▶ Given task:
Keep only those lines of the records that include the string "VOLTAGE".

▶ Data supplied:
══════
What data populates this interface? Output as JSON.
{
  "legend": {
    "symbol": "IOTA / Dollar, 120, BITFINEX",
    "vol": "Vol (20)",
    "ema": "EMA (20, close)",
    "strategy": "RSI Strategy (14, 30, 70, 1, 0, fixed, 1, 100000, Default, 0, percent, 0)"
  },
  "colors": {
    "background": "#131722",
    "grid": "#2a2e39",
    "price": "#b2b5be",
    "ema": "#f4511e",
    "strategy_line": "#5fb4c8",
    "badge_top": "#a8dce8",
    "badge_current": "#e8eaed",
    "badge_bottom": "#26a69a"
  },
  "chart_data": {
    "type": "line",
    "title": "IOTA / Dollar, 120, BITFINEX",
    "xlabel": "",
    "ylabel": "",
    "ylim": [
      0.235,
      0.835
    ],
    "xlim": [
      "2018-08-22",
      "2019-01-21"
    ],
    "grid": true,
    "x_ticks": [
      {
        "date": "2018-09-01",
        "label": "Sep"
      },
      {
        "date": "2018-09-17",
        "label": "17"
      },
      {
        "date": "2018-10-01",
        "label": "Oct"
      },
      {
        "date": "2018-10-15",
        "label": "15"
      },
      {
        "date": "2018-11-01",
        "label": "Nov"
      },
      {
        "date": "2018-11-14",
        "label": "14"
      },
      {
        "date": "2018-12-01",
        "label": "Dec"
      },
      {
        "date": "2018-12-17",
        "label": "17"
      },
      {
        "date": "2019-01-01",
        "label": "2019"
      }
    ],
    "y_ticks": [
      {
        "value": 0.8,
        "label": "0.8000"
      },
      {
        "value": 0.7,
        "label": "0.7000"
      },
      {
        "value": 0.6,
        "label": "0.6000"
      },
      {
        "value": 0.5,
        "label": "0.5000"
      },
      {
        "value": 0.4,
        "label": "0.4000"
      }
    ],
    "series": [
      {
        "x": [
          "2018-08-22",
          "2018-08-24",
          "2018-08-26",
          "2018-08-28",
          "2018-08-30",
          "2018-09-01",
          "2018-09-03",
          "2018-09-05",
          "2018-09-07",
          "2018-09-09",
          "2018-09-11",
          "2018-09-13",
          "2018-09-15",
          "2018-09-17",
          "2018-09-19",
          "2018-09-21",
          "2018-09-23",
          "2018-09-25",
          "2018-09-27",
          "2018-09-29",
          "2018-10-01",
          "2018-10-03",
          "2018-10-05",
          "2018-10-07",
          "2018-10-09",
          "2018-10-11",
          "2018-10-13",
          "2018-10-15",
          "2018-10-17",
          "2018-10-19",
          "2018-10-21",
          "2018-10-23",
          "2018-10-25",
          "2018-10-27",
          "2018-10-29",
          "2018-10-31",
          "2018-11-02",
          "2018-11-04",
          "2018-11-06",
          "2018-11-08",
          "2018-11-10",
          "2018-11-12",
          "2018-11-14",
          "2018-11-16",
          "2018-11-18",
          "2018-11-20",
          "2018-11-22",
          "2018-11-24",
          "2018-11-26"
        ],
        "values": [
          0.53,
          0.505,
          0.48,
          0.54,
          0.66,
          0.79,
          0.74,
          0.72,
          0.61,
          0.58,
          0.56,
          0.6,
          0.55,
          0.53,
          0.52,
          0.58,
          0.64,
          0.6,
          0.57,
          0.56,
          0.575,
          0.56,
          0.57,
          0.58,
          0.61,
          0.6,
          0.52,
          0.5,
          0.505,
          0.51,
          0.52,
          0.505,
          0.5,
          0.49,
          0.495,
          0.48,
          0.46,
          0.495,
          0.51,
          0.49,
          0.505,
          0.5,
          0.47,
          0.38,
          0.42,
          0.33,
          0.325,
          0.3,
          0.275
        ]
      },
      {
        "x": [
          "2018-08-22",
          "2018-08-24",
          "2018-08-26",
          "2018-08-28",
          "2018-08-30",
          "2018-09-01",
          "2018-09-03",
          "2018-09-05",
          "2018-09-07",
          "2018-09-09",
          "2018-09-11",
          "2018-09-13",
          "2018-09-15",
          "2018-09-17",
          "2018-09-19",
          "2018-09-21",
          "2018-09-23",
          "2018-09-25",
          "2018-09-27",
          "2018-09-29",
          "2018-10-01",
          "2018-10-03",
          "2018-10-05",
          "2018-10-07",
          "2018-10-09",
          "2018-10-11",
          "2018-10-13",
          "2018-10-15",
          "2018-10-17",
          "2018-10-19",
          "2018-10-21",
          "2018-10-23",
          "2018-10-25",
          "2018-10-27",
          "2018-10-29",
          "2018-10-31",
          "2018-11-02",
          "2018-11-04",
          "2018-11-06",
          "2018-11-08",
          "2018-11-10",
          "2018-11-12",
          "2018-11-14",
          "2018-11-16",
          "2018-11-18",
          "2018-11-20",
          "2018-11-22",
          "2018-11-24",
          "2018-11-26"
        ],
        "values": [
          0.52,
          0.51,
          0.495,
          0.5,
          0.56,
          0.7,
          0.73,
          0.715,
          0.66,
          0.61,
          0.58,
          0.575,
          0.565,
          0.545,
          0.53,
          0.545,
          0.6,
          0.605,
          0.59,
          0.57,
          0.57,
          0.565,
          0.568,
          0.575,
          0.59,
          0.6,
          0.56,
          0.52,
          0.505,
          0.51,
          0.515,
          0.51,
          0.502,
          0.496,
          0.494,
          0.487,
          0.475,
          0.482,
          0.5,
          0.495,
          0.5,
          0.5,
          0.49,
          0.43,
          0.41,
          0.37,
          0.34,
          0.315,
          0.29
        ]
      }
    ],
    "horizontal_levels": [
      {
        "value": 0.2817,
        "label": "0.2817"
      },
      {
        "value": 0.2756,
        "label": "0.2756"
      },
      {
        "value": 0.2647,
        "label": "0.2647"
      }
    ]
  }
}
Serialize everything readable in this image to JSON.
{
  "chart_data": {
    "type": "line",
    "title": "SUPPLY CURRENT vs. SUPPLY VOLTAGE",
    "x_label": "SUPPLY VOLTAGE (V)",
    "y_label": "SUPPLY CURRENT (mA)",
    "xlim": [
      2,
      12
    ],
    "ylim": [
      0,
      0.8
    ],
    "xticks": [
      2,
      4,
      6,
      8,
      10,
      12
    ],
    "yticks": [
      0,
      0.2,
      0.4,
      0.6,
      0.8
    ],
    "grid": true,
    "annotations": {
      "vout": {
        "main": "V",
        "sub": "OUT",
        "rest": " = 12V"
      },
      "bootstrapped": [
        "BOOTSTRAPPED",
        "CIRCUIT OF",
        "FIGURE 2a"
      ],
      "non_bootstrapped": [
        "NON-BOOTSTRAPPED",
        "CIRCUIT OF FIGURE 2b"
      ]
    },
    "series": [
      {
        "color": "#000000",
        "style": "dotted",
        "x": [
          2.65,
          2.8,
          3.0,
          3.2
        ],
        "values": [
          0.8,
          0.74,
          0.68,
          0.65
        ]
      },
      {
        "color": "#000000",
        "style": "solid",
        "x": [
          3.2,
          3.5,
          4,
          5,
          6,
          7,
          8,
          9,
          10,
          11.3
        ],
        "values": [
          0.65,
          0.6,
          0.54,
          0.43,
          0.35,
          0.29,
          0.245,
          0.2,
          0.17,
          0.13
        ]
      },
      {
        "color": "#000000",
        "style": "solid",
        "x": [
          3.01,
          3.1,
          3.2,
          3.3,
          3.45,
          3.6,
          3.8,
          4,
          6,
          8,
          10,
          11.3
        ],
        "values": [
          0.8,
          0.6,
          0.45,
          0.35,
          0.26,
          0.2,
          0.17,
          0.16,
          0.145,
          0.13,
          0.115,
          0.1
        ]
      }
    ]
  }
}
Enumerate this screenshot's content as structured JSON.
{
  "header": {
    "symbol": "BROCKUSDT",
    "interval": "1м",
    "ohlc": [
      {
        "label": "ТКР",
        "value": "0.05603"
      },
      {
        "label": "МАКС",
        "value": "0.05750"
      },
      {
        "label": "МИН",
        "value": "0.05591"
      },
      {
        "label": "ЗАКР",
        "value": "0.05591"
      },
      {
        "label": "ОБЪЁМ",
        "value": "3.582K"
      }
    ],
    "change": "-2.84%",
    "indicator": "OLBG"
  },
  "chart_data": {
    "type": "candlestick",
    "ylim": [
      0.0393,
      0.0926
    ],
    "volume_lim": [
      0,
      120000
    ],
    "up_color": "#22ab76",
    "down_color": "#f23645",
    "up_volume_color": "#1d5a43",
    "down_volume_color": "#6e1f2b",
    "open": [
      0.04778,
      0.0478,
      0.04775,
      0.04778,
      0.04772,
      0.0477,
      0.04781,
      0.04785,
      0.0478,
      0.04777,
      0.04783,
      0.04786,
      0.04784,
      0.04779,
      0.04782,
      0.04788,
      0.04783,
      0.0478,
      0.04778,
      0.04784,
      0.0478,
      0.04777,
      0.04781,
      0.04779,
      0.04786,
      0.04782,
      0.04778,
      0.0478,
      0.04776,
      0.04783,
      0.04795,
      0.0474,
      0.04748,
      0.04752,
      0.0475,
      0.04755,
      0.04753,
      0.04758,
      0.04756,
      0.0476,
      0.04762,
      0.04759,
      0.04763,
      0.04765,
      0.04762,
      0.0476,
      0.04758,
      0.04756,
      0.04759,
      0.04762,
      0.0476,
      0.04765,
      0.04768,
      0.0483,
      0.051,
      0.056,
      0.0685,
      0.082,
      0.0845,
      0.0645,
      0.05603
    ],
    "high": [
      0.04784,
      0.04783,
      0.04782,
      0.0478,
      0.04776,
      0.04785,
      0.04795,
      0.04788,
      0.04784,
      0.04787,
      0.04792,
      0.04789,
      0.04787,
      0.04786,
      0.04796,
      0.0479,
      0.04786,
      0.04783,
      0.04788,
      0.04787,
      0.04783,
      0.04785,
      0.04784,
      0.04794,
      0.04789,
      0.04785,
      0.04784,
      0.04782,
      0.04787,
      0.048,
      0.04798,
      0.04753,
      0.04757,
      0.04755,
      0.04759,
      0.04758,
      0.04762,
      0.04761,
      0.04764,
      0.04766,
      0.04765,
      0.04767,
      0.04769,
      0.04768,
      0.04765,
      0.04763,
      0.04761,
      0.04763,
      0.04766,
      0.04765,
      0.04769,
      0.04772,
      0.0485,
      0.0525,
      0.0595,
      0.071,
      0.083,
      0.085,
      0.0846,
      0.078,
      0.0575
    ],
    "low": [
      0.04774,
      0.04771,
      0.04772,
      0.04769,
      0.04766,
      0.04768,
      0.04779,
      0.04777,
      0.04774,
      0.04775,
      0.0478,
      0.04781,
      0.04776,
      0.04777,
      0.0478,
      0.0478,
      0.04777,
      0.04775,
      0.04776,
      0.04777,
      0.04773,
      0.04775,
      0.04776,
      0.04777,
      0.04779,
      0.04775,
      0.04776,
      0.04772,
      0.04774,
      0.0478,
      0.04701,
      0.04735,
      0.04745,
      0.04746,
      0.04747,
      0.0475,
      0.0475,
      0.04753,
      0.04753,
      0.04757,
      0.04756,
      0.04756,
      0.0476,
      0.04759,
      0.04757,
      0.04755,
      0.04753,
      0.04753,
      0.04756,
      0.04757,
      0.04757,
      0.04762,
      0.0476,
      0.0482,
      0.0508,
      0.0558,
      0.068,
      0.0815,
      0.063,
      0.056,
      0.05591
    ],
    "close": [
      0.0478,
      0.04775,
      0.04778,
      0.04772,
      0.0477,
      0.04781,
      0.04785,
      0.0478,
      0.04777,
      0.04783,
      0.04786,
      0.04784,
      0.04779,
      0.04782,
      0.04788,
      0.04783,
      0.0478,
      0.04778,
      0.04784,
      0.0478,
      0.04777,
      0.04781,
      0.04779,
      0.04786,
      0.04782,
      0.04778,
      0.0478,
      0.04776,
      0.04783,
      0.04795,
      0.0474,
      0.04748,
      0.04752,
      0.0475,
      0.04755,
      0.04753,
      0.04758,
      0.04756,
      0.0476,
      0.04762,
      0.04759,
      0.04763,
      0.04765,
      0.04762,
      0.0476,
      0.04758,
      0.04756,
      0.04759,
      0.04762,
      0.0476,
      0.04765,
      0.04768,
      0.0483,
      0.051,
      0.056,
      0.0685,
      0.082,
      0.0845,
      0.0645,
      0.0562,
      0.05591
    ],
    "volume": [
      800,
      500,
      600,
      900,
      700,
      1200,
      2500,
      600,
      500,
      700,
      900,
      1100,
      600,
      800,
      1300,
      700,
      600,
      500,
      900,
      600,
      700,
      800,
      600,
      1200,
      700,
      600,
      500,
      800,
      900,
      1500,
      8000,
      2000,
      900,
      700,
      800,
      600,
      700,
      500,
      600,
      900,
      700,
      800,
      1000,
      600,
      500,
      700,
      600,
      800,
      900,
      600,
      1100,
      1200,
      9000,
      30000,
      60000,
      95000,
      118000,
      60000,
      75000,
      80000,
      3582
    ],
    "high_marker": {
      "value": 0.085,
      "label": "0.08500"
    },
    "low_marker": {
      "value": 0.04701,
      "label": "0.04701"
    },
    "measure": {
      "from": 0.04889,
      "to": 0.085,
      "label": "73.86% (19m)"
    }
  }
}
══════
▶ Full solution:
    "title": "SUPPLY CURRENT vs. SUPPLY VOLTAGE",
    "x_label": "SUPPLY VOLTAGE (V)",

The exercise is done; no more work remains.